Collected data entries:
* * * *
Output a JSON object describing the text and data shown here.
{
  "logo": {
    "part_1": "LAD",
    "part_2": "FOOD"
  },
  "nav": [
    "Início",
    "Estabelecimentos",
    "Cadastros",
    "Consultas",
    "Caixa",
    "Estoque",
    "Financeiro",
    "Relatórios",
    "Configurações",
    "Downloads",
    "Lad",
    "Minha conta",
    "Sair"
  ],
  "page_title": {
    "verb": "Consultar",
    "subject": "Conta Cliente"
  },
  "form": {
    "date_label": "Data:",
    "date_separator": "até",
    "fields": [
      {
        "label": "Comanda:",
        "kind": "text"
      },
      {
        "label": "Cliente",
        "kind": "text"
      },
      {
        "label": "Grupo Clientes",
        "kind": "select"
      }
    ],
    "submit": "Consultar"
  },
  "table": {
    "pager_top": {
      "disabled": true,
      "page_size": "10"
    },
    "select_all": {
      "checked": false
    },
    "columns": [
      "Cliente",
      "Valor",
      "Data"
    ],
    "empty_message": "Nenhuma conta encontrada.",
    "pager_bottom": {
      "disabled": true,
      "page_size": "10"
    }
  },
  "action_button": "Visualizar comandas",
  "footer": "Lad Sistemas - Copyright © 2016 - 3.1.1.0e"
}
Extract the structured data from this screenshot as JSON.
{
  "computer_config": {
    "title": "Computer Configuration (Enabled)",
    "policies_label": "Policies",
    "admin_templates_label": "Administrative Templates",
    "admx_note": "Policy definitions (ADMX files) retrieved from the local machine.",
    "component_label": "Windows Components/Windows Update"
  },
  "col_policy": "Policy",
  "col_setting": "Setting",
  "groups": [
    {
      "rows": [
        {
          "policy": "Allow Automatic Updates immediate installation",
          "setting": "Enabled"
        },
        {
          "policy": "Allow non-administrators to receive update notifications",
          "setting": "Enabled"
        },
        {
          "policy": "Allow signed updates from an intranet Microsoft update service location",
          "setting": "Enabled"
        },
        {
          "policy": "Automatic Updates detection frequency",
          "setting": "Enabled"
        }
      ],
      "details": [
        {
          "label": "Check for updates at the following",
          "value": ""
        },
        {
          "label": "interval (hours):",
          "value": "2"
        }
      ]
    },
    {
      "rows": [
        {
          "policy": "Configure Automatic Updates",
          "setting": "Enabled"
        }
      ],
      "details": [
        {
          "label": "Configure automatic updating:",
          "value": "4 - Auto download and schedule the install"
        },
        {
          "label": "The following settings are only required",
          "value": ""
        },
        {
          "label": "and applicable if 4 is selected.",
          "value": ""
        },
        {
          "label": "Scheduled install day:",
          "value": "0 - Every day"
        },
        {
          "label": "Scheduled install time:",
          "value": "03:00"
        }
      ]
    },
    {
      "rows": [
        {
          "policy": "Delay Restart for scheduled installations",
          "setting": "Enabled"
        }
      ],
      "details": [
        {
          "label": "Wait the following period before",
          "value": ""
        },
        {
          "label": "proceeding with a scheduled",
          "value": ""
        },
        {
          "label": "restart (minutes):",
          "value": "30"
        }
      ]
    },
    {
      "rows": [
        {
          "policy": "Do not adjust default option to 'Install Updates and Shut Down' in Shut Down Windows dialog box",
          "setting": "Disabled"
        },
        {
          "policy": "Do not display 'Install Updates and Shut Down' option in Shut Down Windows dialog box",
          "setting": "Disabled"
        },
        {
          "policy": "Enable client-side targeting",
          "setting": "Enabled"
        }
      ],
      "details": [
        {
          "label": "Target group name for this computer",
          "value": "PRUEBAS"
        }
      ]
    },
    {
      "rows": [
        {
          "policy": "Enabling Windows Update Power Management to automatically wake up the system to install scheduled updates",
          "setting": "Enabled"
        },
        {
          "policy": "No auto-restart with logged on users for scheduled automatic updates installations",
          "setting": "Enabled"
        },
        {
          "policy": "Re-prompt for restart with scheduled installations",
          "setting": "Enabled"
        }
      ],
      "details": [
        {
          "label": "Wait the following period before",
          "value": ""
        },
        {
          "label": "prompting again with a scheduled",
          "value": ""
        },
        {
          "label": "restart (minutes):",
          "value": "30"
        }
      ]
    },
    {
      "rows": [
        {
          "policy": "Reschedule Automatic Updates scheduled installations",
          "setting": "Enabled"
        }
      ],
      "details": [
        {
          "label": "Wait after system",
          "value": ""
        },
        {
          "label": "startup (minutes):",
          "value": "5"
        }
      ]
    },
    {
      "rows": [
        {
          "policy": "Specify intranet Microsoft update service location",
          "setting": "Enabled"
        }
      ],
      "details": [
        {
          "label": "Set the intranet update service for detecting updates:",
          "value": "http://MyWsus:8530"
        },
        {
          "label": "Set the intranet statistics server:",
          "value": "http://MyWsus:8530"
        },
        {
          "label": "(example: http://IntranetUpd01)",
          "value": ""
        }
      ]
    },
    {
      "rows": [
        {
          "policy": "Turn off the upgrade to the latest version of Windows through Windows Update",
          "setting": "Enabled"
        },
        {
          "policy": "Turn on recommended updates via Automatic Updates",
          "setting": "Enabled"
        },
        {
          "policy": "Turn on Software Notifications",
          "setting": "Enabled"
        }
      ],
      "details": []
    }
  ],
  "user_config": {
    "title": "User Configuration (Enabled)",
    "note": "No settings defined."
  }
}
* * * *
Give only the number of lines in the records that include the word "following".

-- Solved exercise --
4